Sidechaining is how you get bass and pads to duck out of the way every time the kick hits, freeing up low-end space and creating that classic pumping groove. The good news: how to sidechain in Ableton Live is built right into the stock Compressor, so you don’t need any extra plugins. This guide covers the standard compressor method plus an envelope-based alternative for total control.
Why sidechaining works
The kick drum and the bass usually share the same low-frequency range, so when both play together they compete for the same space and the low end turns muddy. Sidechaining solves this by momentarily turning the bass down at the exact instant the kick hits, then letting it climb back up. Your ear hears both elements clearly because they take turns rather than fighting over the same band. The same idea applies to pads, sustained chords and anything else that masks your kick or your vocal.
There are two broad ways to do it. You can let a compressor react dynamically to the kick, which is fast to set up and breathes with your performance, or you can shape the volume directly for a fixed, repeatable curve. Neither is “correct” — they suit different jobs, and many producers keep both in their toolkit.
Method 1: Compressor sidechain (the standard way)
Ableton’s Compressor has a dedicated sidechain section. Here’s the routing:
- Drop a Compressor onto the track you want to duck (for example, the bass track).
- Click the Sidechain toggle to expand the sidechain panel, then switch it on.
- In the Audio From dropdown, choose your kick track as the source.
- Set a low threshold so the kick triggers gain reduction, a fast attack, and a release around 100–200 ms so the bass recovers before the next hit.
- Watch the gain-reduction meter and adjust the ratio and threshold until you hear the bass duck cleanly on each kick.
If you don’t want the kick itself colouring the result, route a pre-FX tap of the kick or use a separate trigger track that you keep silent in the mix. Getting these levels sensible first is just good gain staging.
Method 2: Volume shaping for total control
When you want a precise, repeatable pump that isn’t dependent on a compressor reacting to a transient, shape the volume directly:
- Use a dedicated volume-shaping device (such as an LFO/envelope-style tool, including ones built in Max for Live) on the bass track and draw the ducking curve you want.
- Or automate the track’s volume manually in the arrangement so it dips on every kick — slower but completely predictable.
This approach gives you a consistent shape every bar, which many producers prefer for tight electronic music. If you’re new to drawing parameter changes, our cross-DAW guide on sends and returns shares the same routing mindset you’ll use here.
Sidechaining effects, not just instruments
You can sidechain a reverb or delay return so its tail ducks when the dry signal plays, keeping vocals or leads clear. Put a Compressor on the return track and set the dry signal as its sidechain source. Our guide to using reverb and delay explains when this trick helps.
Dialling in the settings
The four controls that shape the feel of the pump are threshold, ratio, attack and release, and it helps to know what each one is doing rather than guessing.
- Threshold sets how much the kick has to push before ducking begins. Lower it until the gain-reduction meter moves on every hit, then back off slightly if the effect feels too aggressive.

════════

• [To-do list]:
a) In the Ableton sidechaining guide, what release time is recommended for the Compressor method?
b) Extend the Ableton sidechaining guide, picking up after its final sentence about the threshold control.

• [Information provided]:

════════

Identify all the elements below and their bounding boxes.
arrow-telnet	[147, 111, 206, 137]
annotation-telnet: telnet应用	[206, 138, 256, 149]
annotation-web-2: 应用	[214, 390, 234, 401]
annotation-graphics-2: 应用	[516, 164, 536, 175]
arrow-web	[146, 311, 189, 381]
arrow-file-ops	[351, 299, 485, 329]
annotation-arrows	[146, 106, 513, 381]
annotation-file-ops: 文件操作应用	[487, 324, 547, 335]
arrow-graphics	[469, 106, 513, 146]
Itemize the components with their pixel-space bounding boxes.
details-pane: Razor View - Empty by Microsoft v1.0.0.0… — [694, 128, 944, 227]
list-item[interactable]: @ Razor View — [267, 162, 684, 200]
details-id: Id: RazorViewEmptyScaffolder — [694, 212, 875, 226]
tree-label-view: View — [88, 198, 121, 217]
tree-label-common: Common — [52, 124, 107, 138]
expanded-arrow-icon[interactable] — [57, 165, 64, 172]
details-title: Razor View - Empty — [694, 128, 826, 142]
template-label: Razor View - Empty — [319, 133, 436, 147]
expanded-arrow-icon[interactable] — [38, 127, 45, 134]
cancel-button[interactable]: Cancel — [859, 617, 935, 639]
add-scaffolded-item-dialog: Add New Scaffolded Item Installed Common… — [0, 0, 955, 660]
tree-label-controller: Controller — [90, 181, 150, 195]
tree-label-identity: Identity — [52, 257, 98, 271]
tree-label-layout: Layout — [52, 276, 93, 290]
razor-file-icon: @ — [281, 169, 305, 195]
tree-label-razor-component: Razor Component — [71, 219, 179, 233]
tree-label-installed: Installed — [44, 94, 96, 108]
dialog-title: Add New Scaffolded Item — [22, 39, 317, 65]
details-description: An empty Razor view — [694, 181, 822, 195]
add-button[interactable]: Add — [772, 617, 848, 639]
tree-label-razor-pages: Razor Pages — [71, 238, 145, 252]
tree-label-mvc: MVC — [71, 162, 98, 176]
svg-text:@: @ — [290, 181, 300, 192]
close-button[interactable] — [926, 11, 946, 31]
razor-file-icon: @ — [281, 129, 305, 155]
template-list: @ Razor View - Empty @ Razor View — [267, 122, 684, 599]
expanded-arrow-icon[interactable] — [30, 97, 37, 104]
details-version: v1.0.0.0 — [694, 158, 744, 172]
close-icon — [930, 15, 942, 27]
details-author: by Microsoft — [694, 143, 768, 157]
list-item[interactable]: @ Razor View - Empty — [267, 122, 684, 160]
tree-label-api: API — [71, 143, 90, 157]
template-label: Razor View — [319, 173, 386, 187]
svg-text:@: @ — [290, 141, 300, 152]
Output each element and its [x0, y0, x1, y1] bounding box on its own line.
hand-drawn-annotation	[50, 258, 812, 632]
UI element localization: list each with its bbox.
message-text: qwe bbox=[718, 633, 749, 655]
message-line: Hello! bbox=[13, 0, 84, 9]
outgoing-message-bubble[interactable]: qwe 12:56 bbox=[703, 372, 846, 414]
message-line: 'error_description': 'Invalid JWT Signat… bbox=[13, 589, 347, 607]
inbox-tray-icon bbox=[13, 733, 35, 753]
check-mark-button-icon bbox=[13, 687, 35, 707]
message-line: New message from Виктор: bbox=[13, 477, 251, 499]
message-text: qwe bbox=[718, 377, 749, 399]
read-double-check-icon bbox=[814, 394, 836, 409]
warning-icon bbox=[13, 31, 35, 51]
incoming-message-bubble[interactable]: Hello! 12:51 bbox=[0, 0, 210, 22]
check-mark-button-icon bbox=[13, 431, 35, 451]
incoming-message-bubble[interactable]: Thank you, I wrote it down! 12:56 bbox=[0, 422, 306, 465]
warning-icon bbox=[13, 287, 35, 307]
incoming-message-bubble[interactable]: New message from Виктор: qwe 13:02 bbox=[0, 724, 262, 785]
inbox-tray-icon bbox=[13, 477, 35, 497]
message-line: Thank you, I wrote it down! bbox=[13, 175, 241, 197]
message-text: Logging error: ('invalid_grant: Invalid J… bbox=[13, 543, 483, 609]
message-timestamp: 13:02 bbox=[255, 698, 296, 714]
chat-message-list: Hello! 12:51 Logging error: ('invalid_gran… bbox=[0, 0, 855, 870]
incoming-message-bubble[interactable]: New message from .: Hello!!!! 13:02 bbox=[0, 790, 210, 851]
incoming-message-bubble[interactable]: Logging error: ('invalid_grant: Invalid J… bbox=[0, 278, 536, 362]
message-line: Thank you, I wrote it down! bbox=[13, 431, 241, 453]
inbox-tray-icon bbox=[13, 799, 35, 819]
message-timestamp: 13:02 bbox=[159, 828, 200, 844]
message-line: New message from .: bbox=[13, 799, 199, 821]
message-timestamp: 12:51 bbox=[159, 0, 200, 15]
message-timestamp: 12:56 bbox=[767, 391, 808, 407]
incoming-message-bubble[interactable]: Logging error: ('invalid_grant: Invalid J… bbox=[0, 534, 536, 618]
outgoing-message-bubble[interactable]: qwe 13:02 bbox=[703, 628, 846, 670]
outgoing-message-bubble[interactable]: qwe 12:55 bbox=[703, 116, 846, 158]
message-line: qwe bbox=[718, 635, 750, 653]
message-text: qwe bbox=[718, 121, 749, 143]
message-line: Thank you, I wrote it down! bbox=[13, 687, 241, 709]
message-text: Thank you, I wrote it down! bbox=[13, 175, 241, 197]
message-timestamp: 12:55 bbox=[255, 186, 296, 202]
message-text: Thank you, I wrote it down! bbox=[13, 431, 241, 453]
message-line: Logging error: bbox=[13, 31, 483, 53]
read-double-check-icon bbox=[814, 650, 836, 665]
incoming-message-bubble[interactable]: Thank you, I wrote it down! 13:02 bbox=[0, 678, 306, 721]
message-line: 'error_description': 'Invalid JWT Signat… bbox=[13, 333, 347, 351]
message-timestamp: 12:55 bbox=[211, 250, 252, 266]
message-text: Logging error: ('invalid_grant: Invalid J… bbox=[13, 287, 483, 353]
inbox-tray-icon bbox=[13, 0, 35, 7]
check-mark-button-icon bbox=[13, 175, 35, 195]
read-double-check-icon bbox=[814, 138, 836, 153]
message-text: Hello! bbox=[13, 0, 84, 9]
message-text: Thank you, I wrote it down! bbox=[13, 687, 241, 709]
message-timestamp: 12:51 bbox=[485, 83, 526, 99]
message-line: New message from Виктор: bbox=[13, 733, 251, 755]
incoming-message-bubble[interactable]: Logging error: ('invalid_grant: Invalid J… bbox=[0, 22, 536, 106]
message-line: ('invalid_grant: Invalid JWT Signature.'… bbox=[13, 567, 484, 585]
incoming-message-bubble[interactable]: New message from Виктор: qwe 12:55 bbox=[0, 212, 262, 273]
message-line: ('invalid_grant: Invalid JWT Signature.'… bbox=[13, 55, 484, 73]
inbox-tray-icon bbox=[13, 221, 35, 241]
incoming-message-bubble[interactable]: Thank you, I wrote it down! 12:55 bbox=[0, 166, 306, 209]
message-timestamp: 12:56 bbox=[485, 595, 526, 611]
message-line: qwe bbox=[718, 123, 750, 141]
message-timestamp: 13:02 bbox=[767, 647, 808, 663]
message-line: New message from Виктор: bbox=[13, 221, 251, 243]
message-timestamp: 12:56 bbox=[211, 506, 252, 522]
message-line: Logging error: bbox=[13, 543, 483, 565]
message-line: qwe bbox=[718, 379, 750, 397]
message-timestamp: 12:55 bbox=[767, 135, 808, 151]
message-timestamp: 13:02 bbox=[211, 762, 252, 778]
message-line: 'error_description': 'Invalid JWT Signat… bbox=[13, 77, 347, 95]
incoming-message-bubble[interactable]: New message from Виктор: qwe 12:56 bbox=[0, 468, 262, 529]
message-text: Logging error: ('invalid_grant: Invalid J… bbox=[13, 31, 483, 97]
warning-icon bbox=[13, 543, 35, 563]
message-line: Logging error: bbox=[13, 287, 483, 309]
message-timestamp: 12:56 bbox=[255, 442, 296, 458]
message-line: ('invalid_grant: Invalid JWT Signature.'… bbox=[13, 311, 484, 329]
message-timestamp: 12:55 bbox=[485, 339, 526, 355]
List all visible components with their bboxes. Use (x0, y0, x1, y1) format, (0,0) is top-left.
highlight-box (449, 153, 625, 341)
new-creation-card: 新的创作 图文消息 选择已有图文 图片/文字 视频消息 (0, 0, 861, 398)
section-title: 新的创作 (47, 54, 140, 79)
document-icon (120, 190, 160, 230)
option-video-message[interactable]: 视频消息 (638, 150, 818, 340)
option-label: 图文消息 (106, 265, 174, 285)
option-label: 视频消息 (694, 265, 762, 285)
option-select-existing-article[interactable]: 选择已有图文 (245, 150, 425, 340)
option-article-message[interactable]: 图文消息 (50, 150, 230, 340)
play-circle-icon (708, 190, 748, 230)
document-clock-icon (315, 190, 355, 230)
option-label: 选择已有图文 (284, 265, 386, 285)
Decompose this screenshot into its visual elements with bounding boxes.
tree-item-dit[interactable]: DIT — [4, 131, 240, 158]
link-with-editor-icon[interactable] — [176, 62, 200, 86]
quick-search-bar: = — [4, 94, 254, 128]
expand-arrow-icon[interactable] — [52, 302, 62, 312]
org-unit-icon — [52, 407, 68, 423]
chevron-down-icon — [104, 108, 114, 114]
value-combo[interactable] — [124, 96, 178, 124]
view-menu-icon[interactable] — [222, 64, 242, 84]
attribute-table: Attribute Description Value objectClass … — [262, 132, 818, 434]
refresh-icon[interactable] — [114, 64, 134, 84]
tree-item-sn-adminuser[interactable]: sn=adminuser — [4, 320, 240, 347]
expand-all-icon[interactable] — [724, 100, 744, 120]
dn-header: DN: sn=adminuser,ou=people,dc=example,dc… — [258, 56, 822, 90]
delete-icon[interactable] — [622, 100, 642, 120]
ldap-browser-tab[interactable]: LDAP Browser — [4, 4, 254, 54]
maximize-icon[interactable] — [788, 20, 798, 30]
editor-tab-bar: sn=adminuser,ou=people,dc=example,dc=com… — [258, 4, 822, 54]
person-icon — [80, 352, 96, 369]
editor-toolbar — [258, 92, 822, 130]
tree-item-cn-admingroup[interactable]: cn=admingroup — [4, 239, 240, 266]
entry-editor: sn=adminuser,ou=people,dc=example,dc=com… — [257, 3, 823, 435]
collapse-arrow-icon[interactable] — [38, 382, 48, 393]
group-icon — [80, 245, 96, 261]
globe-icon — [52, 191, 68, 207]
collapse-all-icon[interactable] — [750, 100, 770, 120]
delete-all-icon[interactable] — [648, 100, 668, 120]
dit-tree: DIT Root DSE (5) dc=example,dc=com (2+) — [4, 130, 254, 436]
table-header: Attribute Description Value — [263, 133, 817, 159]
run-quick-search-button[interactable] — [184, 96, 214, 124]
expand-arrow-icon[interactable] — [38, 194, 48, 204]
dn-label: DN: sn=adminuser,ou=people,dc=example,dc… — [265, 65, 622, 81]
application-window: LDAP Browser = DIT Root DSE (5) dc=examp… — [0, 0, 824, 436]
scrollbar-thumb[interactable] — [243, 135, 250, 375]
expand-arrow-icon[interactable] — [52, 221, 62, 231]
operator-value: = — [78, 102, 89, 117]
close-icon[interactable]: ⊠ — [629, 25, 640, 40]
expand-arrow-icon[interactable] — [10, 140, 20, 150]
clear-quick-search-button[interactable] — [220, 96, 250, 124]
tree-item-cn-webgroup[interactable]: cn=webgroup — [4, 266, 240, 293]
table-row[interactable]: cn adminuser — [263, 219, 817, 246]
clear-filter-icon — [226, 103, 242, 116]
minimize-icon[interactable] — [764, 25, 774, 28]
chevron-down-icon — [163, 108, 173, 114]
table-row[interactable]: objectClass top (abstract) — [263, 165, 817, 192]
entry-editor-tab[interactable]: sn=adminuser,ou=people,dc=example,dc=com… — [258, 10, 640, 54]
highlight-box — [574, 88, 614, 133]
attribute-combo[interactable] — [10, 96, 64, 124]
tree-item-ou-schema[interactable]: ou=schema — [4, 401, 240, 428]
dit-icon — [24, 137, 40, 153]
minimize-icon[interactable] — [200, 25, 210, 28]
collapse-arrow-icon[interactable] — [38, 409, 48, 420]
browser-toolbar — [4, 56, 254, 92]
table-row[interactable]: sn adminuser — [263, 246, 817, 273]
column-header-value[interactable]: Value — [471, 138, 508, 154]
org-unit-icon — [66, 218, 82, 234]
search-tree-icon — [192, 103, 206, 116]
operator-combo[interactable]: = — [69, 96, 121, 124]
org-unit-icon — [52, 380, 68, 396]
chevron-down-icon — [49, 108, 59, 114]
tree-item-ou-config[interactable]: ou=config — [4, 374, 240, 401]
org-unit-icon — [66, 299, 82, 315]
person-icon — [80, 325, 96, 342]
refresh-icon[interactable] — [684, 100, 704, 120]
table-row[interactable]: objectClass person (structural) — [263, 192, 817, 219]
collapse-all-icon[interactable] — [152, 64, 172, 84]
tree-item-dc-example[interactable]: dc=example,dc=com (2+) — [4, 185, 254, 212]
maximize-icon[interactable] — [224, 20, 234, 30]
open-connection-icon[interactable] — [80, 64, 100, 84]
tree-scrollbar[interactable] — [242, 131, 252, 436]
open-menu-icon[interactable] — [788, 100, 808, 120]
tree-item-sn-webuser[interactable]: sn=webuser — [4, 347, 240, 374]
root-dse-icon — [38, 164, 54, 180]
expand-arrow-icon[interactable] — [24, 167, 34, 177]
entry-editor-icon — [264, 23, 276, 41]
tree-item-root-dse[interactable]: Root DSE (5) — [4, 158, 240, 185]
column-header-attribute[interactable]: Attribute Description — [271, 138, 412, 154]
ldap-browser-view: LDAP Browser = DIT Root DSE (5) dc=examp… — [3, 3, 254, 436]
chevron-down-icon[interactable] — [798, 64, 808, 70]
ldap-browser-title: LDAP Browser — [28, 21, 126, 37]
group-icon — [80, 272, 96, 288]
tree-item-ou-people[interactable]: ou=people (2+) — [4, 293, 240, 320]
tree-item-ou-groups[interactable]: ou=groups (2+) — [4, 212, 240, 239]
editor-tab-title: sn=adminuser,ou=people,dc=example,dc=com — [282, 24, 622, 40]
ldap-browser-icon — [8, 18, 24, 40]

════════

• [Exercise answers]:
a) Around 100–200 ms, so the bass recovers before the next hit.

b)
- Ratio controls how hard the bass is pulled down once it crosses the threshold. A gentle ratio gives a subtle dip; a steep ratio gives the obvious “pumping” sound used in a lot of dance music.
- Attack decides how quickly the duck happens. A fast attack carves space instantly so the kick punches through; a slightly slower attack lets the very front of the kick and bass overlap, which can sound fuller.
- Release sets how fast the bass returns. This is the control you tune to your tempo so the level recovers smoothly just before the next beat.
Work with one element soloed against the kick at first, then unmute the rest of the arrangement and check the move still makes sense in context.
Common mistakes to avoid
- Over-ducking. If the bass disappears completely it leaves an audible hole. Aim for movement, not a total drop, unless heavy pumping is the deliberate effect.
- A release that’s too long. If the bass hasn’t recovered before the next kick, it never reaches full level and the groove sounds weak and lifeless.
- Using a weak trigger. A soft or buried kick won’t drive the sidechain reliably. A punchy transient triggers far more consistently, even if that kick is muted in the final mix.
- Sidechaining everything by habit. Reach for it when two parts genuinely mask each other, not as an automatic step on every track. EQ or arrangement changes often solve the clash with less side effect.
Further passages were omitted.